▸ THE TASK
Show each line of the listing in which the word "JSON" occurs.

*** Block opens ***

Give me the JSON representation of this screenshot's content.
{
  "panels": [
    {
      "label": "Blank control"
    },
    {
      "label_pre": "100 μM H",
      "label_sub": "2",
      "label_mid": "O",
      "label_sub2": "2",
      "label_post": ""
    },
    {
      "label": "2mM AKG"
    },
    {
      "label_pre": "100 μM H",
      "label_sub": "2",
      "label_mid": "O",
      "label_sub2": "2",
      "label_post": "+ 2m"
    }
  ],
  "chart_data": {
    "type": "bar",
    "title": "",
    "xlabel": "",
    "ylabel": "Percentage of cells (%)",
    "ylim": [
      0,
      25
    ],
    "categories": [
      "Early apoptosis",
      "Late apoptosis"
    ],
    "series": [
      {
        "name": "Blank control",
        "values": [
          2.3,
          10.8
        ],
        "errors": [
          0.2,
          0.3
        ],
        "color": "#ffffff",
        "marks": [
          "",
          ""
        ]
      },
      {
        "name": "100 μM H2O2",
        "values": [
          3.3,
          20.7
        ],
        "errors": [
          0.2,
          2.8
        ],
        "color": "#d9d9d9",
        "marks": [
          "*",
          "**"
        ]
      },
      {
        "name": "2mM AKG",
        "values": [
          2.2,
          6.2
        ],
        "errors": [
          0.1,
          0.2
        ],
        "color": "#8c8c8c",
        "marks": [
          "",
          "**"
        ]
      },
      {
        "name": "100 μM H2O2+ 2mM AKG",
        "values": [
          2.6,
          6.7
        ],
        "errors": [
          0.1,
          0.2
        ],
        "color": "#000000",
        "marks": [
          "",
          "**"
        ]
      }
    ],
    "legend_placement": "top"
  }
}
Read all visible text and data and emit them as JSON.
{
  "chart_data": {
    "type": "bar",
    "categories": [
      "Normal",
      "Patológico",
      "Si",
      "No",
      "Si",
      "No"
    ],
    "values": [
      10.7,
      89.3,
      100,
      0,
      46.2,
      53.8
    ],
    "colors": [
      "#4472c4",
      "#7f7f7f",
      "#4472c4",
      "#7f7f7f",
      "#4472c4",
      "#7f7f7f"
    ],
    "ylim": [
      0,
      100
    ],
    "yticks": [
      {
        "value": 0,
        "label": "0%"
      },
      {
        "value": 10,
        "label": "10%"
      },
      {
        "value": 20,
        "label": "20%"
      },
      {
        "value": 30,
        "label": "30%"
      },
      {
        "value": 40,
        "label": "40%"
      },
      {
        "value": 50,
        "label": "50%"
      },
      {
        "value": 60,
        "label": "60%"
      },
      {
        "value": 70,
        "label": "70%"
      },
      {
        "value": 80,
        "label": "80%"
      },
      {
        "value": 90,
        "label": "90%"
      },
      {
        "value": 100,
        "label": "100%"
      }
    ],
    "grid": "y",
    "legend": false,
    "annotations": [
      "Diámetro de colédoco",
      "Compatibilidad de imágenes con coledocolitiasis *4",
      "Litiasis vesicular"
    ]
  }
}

*** Block closes ***

▸ RESULT FOR THIS TASK
Give me the JSON representation of this screenshot's content.
Read all visible text and data and emit them as JSON.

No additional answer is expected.